Instructions —
**A.** Repeat word for word the part of the equity derivatives text that opens with the words containing "The Company Acts contain" and closes with "of shareholders applies.".
**B.** According to the equity derivatives text, when must the notification be sent?

May issuers repurchase their shares directly or via a derivative?

The Company Acts contain certain requirements relevant for the issuer’s possibility of acquiring of own shares, including by way of a derivative. Provided that the issuer may repurchase its shares via a derivative pursuant to the Company Acts, the regulations in the STA regarding market manipulation only apply if the derivative itself or the issuer’s shares are listed; if admission to listing has been requested on the Norwegian regulated market; or if the repurchase is undertaken in Norway in connection with financial instruments that are listed, or for which admission to listing has been requested, on a regulated market in another EEA state. The issuer’s transactions in own shares or derivatives relating to its shares must be entered into on arm’s length market terms. The principle of equal treatment of shareholders applies.

What types of risks do dealers face in the event of a bankruptcy or insolvency of the counterparty? Do any special bankruptcy or insolvency rules apply if the counterparty is the issuer or an affiliate of the issuer?

In case a customer becomes insolvent or bankrupt the dealer faces the same risks as other creditors of the customer. Most counterparts will be subject to the same bankruptcy legislation, with certain exceptions. The STA includes provisions protecting netting by a dealer in case the customer becomes insolvent and prohibits the bankruptcy estate of the customer from cherry-picking the transactions it wishes to continue. These netting rules apply to equity derivatives. No special bankruptcy or insolvency rules apply if the counterparty is the issuer or an affiliate of the issuer.

What types of reporting obligations does an issuer or a shareholder face when entering into an OTC equity derivatives transaction on the issuer’s shares?

An issuer has a reporting obligation when entering into an OTC equity derivatives transaction based on the issuer’s shares, if the shares are listed on a regulated market. The same reporting obligation applies to a shareholder of the issuer, or related parties of such shareholder, provided that the shareholder is a ‘primary insider’ within the meaning of the STA. This duty to notify requires the issuer or said shareholder, or related parties of said shareholder, to give notice immediately and to publicise the notice in the market.

The notification shall be sent no later than the opening of the regulated market the day after the purchase, sale, exchange or subscription of shares. The notification shall contain information about:

  • the name of the notifiable;
  • the background for the notice;
  • the name of the issuer;
  • a description of the financial instrument;
  • the type of transaction and market;
  • the price and volume of the transaction; and
  • the balance after the transaction.

Rows —

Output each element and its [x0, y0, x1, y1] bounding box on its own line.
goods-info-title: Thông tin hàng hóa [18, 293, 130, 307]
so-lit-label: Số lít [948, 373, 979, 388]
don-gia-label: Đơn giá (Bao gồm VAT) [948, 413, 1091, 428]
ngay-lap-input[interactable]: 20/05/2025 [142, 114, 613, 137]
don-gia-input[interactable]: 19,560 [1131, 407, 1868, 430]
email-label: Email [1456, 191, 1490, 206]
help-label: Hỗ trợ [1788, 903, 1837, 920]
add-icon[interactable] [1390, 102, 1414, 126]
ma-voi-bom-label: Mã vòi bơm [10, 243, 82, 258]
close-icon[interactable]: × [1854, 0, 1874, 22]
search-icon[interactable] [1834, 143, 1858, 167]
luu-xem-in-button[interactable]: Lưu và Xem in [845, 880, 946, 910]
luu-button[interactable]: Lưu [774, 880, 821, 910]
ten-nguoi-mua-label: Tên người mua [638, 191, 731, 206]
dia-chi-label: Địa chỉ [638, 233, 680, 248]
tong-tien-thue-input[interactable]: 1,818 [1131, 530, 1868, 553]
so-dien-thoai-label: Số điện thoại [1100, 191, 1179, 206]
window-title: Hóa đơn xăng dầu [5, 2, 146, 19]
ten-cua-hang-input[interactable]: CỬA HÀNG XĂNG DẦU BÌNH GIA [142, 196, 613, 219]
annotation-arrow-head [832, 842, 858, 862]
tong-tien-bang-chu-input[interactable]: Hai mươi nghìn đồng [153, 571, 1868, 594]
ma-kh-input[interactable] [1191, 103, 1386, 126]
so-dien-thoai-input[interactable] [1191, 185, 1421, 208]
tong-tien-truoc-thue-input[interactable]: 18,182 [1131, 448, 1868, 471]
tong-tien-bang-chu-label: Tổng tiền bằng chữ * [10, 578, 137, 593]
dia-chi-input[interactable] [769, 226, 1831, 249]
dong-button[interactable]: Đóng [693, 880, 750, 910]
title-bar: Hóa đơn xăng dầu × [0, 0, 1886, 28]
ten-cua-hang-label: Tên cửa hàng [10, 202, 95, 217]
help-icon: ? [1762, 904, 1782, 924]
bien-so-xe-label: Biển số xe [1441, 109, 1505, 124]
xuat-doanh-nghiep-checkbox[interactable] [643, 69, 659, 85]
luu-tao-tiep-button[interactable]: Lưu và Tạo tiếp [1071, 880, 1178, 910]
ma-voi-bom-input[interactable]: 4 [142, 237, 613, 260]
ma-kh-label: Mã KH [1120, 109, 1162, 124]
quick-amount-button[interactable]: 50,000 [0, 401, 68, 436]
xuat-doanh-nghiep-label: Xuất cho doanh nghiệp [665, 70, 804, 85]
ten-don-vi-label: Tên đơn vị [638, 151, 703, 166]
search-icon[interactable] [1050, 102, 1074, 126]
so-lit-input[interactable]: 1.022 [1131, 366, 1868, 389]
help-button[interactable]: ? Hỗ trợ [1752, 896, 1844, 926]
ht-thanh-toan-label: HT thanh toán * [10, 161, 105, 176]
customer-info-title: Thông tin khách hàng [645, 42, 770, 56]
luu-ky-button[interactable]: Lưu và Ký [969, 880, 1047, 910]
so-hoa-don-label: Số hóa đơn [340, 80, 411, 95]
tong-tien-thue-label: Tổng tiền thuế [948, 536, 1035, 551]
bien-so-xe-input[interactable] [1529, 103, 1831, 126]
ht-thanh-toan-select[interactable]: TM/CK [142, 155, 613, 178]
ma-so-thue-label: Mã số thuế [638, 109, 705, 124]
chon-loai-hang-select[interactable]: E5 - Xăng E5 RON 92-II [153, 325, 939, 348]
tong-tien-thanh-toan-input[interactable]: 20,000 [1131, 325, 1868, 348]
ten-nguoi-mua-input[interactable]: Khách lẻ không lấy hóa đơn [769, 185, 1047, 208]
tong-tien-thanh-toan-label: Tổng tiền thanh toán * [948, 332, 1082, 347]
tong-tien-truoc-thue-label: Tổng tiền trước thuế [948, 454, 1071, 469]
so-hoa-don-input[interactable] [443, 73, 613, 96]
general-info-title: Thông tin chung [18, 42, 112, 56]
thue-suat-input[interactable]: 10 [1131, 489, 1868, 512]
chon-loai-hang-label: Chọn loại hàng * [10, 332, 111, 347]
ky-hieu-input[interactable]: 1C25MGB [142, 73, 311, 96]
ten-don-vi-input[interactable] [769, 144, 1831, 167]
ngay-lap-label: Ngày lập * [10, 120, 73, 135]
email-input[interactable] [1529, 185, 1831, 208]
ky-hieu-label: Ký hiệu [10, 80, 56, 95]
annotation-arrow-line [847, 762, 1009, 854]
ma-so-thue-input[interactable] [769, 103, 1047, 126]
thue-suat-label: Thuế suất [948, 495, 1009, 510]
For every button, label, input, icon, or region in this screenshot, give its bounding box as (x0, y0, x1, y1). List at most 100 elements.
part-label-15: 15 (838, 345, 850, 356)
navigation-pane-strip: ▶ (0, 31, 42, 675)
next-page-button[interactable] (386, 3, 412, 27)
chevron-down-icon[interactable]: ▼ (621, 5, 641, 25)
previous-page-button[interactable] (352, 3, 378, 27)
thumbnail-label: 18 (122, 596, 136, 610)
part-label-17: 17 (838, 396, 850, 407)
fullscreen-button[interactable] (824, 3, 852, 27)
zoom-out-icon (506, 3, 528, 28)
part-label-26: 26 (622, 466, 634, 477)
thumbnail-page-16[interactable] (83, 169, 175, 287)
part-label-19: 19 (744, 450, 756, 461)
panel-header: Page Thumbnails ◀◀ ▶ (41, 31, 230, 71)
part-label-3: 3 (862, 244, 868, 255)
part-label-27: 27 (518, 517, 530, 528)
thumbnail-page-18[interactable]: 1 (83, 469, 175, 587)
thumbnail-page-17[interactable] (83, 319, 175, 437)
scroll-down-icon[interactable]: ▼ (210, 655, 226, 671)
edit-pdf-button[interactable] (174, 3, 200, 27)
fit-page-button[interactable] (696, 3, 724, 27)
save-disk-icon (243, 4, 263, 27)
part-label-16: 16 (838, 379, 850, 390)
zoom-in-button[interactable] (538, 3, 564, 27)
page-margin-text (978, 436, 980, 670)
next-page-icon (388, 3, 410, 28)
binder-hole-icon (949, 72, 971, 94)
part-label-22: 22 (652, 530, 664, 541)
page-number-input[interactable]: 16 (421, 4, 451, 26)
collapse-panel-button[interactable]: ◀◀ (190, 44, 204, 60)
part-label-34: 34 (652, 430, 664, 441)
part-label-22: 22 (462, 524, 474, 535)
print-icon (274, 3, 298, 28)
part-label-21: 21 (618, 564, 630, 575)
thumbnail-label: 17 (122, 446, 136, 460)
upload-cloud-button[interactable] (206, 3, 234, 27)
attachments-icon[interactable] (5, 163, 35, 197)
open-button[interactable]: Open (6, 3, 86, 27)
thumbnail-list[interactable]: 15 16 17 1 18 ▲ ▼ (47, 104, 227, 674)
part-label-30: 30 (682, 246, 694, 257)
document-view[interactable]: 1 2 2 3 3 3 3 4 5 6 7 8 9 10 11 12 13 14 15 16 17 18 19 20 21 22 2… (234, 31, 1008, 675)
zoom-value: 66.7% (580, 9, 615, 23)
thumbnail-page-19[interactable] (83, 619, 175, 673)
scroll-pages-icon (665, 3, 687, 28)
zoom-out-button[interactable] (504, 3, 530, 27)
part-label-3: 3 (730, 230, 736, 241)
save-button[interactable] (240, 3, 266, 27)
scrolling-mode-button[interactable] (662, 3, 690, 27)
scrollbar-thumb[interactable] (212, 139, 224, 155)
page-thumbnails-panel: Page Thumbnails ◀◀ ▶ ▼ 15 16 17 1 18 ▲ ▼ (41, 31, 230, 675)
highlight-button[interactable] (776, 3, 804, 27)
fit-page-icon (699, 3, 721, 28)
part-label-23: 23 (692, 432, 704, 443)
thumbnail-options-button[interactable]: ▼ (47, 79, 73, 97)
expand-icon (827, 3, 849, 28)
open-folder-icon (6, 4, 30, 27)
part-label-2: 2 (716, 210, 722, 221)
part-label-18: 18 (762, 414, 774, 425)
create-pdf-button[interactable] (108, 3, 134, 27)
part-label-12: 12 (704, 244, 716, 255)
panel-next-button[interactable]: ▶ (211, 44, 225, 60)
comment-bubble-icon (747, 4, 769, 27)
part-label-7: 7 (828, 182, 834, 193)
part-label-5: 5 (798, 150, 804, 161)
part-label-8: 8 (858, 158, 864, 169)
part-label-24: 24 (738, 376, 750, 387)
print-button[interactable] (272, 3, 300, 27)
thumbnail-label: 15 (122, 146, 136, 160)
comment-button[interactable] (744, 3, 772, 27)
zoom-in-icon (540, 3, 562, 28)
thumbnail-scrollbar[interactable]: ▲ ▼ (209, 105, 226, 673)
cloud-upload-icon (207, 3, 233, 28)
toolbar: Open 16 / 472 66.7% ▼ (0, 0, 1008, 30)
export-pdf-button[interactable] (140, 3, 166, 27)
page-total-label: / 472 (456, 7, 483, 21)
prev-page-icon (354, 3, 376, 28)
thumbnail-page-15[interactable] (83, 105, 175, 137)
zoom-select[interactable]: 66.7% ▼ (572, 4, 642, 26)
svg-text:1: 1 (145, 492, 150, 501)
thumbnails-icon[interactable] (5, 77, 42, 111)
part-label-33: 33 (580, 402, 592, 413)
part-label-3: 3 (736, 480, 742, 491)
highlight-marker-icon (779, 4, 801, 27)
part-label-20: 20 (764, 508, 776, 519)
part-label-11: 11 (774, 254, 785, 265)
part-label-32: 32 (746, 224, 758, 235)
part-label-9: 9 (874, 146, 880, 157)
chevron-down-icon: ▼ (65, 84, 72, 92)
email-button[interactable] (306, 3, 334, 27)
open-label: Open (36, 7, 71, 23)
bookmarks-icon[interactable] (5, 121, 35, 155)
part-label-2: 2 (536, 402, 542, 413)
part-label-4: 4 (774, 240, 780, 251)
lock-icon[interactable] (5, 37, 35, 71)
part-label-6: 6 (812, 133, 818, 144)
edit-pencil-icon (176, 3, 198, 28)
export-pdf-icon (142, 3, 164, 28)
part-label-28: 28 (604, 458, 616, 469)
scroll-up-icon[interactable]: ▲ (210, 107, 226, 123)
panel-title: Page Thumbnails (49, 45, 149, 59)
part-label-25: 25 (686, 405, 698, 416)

In response —
**A.**
The Company Acts contain certain requirements relevant for the issuer’s possibility of acquiring of own shares, including by way of a derivative. Provided that the issuer may repurchase its shares via a derivative pursuant to the Company Acts, the regulations in the STA regarding market manipulation only apply if the derivative itself or the issuer’s shares are listed; if admission to listing has been requested on the Norwegian regulated market; or if the repurchase is undertaken in Norway in connection with financial instruments that are listed, or for which admission to listing has been requested, on a regulated market in another EEA state. The issuer’s transactions in own shares or derivatives relating to its shares must be entered into on arm’s length market terms. The principle of equal treatment of shareholders applies.

**B.** No later than the opening of the regulated market the day after the purchase, sale, exchange or subscription of shares.